- Task objective -
List each line below that contains the word "Over", and copy those lines in full.

- Spatial layout data -
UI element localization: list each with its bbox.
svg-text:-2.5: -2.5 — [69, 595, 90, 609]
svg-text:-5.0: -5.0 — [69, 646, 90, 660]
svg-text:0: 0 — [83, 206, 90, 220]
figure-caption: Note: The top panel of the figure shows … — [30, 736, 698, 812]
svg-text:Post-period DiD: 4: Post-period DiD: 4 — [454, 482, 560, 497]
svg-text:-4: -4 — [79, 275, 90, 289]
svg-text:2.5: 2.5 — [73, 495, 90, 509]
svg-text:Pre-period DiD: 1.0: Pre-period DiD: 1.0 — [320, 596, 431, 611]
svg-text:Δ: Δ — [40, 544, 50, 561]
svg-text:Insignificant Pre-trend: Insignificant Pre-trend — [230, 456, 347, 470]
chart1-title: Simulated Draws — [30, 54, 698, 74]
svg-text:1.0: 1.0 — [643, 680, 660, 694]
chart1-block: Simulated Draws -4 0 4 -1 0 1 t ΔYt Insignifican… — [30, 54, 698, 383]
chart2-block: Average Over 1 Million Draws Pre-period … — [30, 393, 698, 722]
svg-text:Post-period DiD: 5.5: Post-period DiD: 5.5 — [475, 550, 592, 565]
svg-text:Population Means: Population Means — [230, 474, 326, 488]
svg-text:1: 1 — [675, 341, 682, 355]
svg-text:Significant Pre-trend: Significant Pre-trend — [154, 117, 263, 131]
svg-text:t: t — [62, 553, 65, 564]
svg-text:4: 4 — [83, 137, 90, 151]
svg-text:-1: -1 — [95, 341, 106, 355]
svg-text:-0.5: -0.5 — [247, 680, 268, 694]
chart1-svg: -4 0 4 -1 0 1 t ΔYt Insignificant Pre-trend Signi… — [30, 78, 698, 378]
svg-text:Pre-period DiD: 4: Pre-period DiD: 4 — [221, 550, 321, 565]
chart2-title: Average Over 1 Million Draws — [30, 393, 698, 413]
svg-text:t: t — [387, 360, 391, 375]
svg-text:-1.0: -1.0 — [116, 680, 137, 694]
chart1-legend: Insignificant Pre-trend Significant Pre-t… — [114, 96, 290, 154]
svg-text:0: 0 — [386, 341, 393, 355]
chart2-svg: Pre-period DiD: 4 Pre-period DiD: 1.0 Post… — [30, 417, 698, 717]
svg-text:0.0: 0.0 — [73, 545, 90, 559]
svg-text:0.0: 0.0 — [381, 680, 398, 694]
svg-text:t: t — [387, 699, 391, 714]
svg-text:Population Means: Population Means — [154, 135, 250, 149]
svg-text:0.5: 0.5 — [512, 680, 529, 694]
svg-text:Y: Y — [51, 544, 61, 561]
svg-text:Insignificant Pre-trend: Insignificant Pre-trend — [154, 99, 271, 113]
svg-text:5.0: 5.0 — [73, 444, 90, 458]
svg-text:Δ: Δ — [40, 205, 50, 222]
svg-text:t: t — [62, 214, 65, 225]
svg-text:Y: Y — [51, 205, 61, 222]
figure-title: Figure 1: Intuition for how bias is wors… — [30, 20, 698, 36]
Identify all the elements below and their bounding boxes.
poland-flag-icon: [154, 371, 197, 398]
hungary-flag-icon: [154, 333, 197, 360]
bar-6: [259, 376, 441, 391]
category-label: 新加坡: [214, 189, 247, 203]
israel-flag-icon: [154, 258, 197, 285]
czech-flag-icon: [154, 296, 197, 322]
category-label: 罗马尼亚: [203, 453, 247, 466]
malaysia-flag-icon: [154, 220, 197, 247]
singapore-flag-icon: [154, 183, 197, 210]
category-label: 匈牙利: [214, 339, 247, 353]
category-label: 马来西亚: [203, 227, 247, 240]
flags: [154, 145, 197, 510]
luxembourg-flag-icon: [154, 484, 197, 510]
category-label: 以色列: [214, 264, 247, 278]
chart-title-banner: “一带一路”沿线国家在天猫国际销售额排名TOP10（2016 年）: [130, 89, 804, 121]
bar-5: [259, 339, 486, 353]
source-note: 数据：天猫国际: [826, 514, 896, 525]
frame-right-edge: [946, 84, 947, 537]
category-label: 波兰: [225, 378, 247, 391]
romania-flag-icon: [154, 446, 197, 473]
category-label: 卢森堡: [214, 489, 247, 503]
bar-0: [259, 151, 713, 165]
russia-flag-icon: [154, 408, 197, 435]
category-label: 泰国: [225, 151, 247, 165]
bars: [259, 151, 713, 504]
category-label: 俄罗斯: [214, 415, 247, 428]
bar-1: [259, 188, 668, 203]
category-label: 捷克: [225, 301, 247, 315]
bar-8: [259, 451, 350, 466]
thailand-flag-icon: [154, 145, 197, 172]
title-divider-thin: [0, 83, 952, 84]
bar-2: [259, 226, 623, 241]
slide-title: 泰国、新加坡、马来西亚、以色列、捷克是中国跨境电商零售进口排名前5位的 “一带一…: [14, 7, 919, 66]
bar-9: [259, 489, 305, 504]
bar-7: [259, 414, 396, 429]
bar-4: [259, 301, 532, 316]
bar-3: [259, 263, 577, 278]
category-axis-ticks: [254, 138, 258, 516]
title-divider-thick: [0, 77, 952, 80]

- Expected output -
chart2-block: Average Over 1 Million Draws Pre-period … — [30, 393, 698, 722]
chart2-title: Average Over 1 Million Draws — [30, 393, 698, 413]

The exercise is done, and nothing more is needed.